> Short problem:
What is the number of lines containing the string "name"? Answer with the number only.

> Exercise input:

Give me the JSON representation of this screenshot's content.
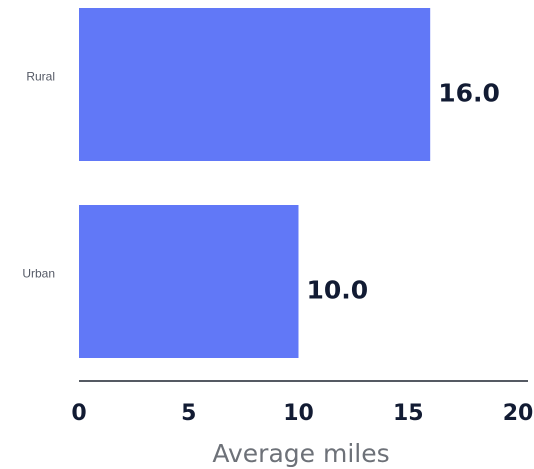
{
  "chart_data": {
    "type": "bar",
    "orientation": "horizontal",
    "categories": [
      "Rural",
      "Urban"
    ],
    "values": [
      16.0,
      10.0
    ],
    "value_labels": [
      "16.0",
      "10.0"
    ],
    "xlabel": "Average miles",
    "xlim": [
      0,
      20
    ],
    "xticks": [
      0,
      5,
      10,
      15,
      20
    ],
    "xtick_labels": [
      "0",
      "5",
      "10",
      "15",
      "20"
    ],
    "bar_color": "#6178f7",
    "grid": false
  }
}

* * *

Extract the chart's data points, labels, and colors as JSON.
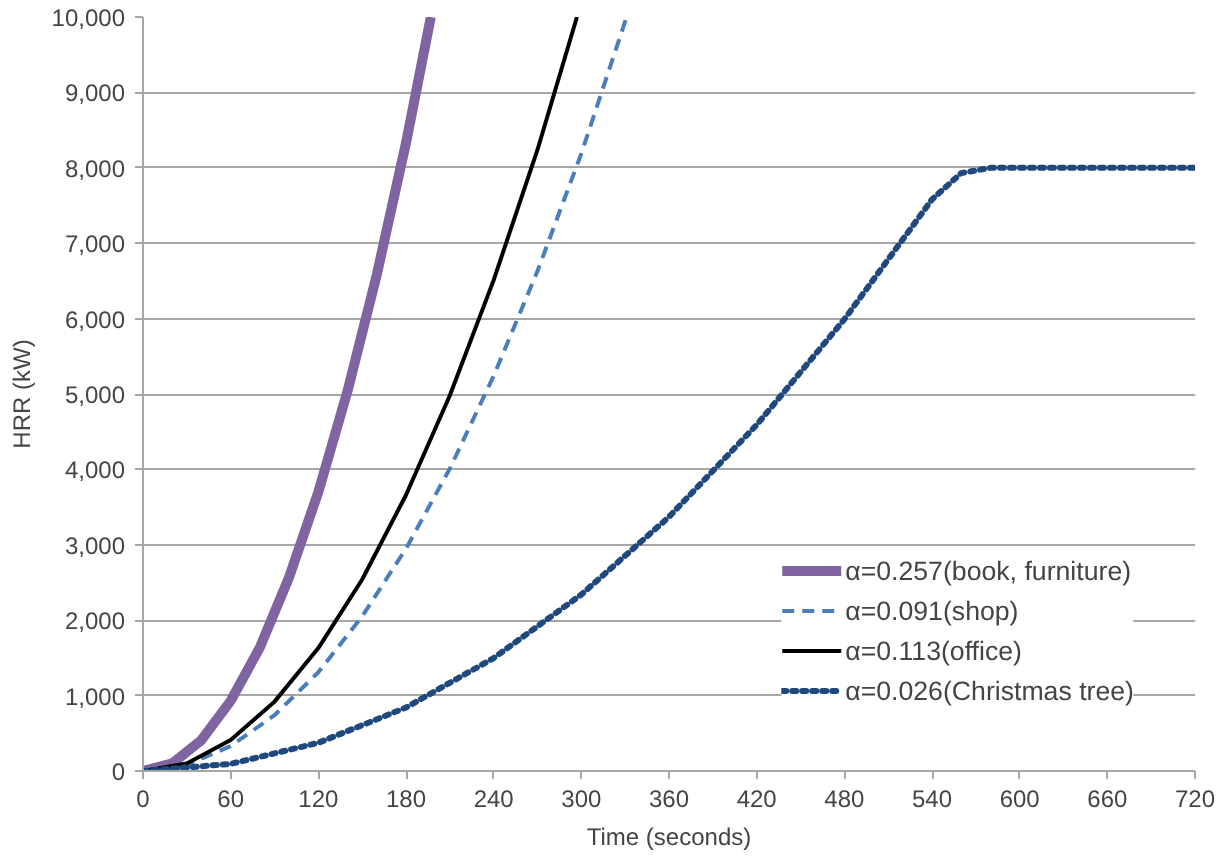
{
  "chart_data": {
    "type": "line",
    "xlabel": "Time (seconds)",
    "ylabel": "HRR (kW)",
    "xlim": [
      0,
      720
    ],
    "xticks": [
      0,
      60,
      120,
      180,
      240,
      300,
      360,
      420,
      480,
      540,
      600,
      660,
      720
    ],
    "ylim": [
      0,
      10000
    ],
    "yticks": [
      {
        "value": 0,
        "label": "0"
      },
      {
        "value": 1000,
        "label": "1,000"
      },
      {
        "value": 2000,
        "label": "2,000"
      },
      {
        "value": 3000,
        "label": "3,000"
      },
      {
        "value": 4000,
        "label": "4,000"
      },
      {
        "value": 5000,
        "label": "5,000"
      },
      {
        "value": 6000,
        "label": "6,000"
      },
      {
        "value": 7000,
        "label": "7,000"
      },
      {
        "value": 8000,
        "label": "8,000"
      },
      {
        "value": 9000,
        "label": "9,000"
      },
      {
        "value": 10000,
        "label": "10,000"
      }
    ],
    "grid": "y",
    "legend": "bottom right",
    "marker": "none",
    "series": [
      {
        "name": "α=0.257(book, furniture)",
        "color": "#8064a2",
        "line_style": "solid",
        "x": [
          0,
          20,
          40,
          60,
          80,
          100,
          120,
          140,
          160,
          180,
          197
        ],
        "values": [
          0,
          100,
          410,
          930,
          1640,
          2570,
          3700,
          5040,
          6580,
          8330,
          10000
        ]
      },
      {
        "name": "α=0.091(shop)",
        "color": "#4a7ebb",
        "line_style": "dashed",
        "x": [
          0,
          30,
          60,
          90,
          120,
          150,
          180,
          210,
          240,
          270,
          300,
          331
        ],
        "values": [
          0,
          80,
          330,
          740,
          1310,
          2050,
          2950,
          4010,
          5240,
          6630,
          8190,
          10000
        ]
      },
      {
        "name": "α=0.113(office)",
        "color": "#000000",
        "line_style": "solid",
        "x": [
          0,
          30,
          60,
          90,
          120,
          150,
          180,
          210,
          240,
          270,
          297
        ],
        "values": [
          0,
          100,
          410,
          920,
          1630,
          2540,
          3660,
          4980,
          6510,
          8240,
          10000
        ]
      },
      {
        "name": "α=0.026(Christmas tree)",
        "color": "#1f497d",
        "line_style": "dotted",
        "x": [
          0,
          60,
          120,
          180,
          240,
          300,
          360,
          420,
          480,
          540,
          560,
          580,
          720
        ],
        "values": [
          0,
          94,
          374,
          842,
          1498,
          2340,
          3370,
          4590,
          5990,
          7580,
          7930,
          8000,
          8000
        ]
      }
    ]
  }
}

> Right answer:
4